▶ [TRECHO SELECIONADO]:
========

Professor de Ciência Política da UFF e presidente do Instituto de Pesquisa Econômica Aplicada (Ipea), o sociólogo Jessé Souza afirma que o país enfrenta uma tentativa de golpe jurídico e midiático. Em entrevista ao Portal Vermelho, ele avalia que a 24ª fase da Operação Lava Jato explicitou a “seletividade” com que a corrupção é tratada no Brasil. Para Souza, a mídia conservadora atua como partido político e manipula o tema para encobrir a “rapinagem econômica” da elite.
Por Joana Rozowykwiat
Na última sexta-feira (4), a Polícia Federal, a mando do juiz Sérgio Moro, cercou a casa do ex-presidente Luiz Inácio Lula da Silva (PT) e o conduziu coercitivamente para depor no aeroporto de Congonhas, em São Paulo. Jessé Souza, 55 anos, surpreendeu-se. Para ele, houve “abuso jurídico” na ação, que tem sido criticada por juristas de todas as correntes políticas.
Mas não só isso. A operação deixou claro que a bandeira do combate à corrupção só está sendo erguida contra alguns e não atinge os partidos políticos da elite, avalia. Segundo ele, a mídia brasileira como é hoje tem sido o principal entrave à democracia e atua agora para difundir o discurso instrumental da moralidade. “A mídia compra, legitima e propaga esse discurso. No fundo, é o partido das elites no Brasil”, critica.
De acordo com ele, setores jurídicos e policiais se colocam, de forma autoproclamada, como responsáveis por uma higiene moral do país. “É uma ideia fascista. Isso nunca terminou bem em lugar nenhum”, aponta.
O professor defende que um debate sério sobre corrupção teria que girar em torno de um Reforma Polícia. “A questão mais importante sobre a corrupção é essa relação entre economia e política, é como o poderio econômico compra a política para os seus próprios interesses. E isso é posto de lado, ninguém discute isso”, lamenta.

========

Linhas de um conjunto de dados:
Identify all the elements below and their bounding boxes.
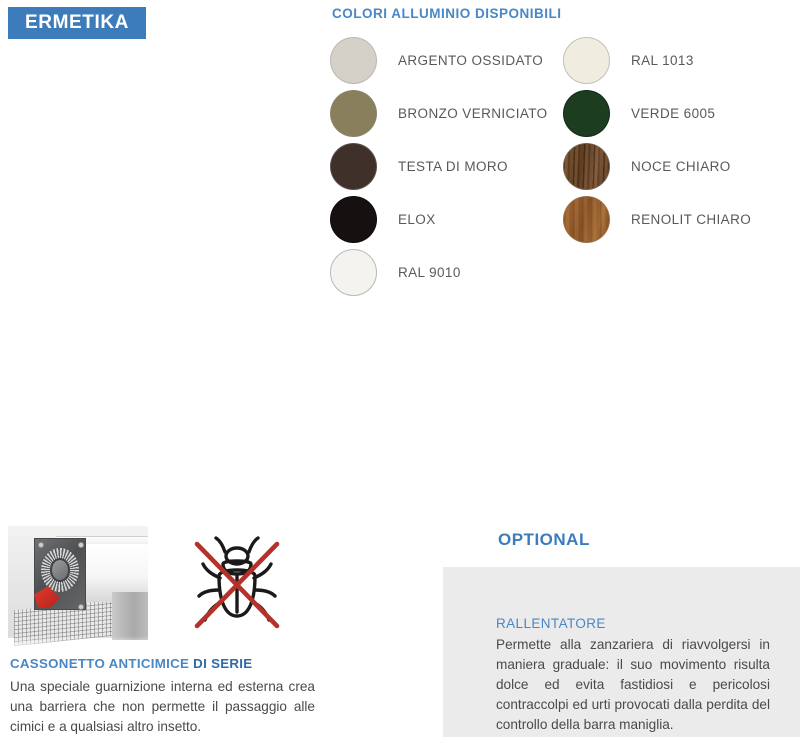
color-swatch-ral-9010[interactable] [330, 249, 377, 296]
screw-icon [78, 604, 84, 610]
red-cross-out [197, 544, 277, 626]
color-option[interactable]: BRONZO VERNICIATO [330, 87, 563, 140]
color-swatch-grid: ARGENTO OSSIDATO BRONZO VERNICIATO TESTA… [330, 34, 796, 299]
feature-title-strong: DI SERIE [193, 656, 252, 671]
screw-icon [78, 542, 84, 548]
feature-media-row [10, 518, 322, 650]
color-label: ARGENTO OSSIDATO [398, 53, 543, 68]
color-column-left: ARGENTO OSSIDATO BRONZO VERNICIATO TESTA… [330, 34, 563, 299]
screw-icon [38, 542, 44, 548]
color-label: NOCE CHIARO [631, 159, 731, 174]
color-option[interactable]: RAL 1013 [563, 34, 796, 87]
cassonetto-product-photo [8, 518, 148, 650]
color-label: TESTA DI MORO [398, 159, 508, 174]
color-swatch-renolit-chiaro[interactable] [563, 196, 610, 243]
brand-logo: ERMETIKA [8, 7, 146, 39]
optional-heading: OPTIONAL [498, 530, 800, 550]
color-option[interactable]: RENOLIT CHIARO [563, 193, 796, 246]
feature-title-regular: CASSONETTO ANTICIMICE [10, 656, 193, 671]
color-label: RAL 9010 [398, 265, 461, 280]
feature-cassonetto-anticimice: CASSONETTO ANTICIMICE DI SERIE Una speci… [10, 518, 322, 737]
color-option[interactable]: ARGENTO OSSIDATO [330, 34, 563, 87]
color-label: RAL 1013 [631, 53, 694, 68]
color-option[interactable]: TESTA DI MORO [330, 140, 563, 193]
color-option[interactable]: ELOX [330, 193, 563, 246]
colors-section-title: COLORI ALLUMINIO DISPONIBILI [332, 6, 796, 21]
photo-bottom-fade [8, 636, 148, 650]
coil-hub [50, 558, 70, 582]
color-label: ELOX [398, 212, 436, 227]
wood-grain-texture [564, 144, 609, 189]
color-swatch-verde-6005[interactable] [563, 90, 610, 137]
feature-title: CASSONETTO ANTICIMICE DI SERIE [10, 656, 322, 671]
brand-name: ERMETIKA [25, 12, 129, 34]
color-swatch-noce-chiaro[interactable] [563, 143, 610, 190]
color-swatch-argento-ossidato[interactable] [330, 37, 377, 84]
color-label: RENOLIT CHIARO [631, 212, 751, 227]
color-swatch-ral-1013[interactable] [563, 37, 610, 84]
no-bug-icon [182, 518, 292, 650]
optional-section: OPTIONAL RALLENTATORE Permette alla zanz… [443, 530, 800, 737]
cassonetto-side-panel [112, 592, 148, 640]
color-option[interactable]: NOCE CHIARO [563, 140, 796, 193]
optional-item-title: RALLENTATORE [496, 616, 770, 631]
feature-caption: CASSONETTO ANTICIMICE DI SERIE Una speci… [10, 656, 322, 737]
color-swatch-bronzo-verniciato[interactable] [330, 90, 377, 137]
colors-section: COLORI ALLUMINIO DISPONIBILI ARGENTO OSS… [330, 6, 796, 299]
color-label: VERDE 6005 [631, 106, 715, 121]
color-option[interactable]: VERDE 6005 [563, 87, 796, 140]
feature-description: Una speciale guarnizione interna ed este… [10, 677, 315, 737]
color-label: BRONZO VERNICIATO [398, 106, 548, 121]
optional-item-description: Permette alla zanzariera di riavvolgersi… [496, 635, 770, 735]
color-option[interactable]: RAL 9010 [330, 246, 563, 299]
wood-grain-texture [564, 197, 609, 242]
color-swatch-testa-di-moro[interactable] [330, 143, 377, 190]
color-column-right: RAL 1013 VERDE 6005 NOCE CHIARO RENOLIT … [563, 34, 796, 299]
optional-panel: RALLENTATORE Permette alla zanzariera di… [443, 567, 800, 737]
color-swatch-elox[interactable] [330, 196, 377, 243]
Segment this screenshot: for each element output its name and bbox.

========

Segundo o texto sobre Jessé Souza, por que a 24ª fase da Operação Lava Jato explicitou a "seletividade" no tratamento da corrupção? Responda em uma a três frases. Os registros constituem um material à parte, independente do texto.

Para Jessé Souza, a operação deixou claro que a bandeira do combate à corrupção só está sendo erguida contra alguns. Ela não atinge os partidos políticos da elite.